**INSTRUCTIONS FOR THE TASK:**
Pictures do not belong in the copy; quote every entry below exactly.

**GIVEN ENTRIES:**
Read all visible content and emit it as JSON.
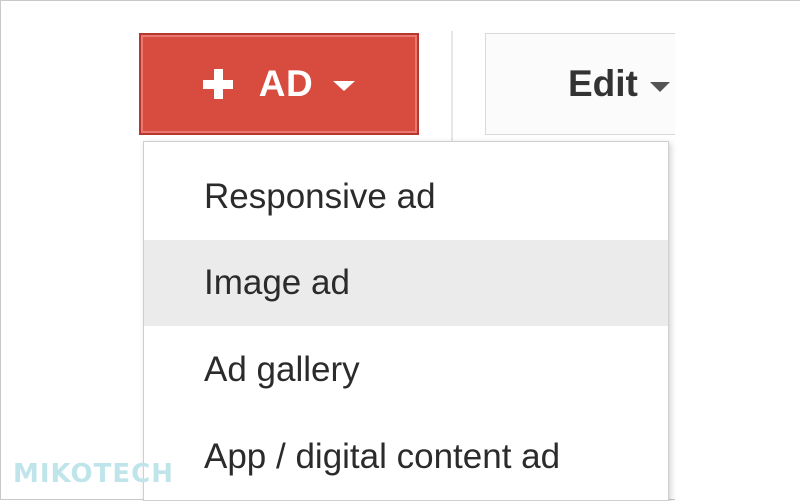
{
  "toolbar": {
    "add_label": "AD",
    "edit_label": "Edit",
    "accent_color": "#d84c3f"
  },
  "dropdown": {
    "items": [
      {
        "label": "Responsive ad"
      },
      {
        "label": "Image ad",
        "highlighted": true
      },
      {
        "label": "Ad gallery"
      },
      {
        "label": "App / digital content ad"
      }
    ]
  },
  "watermark": "MIKOTECH"
}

**ANSWER TO THE PROBLEM:**
Read all visible content and emit it as JSON.
{
  "toolbar": {
    "add_label": "AD",
    "edit_label": "Edit",
    "accent_color": "#d84c3f"
  },
  "dropdown": {
    "items": [
      {
        "label": "Responsive ad"
      },
      {
        "label": "Image ad",
        "highlighted": true
      },
      {
        "label": "Ad gallery"
      },
      {
        "label": "App / digital content ad"
      }
    ]
  },
  "watermark": "MIKOTECH"
}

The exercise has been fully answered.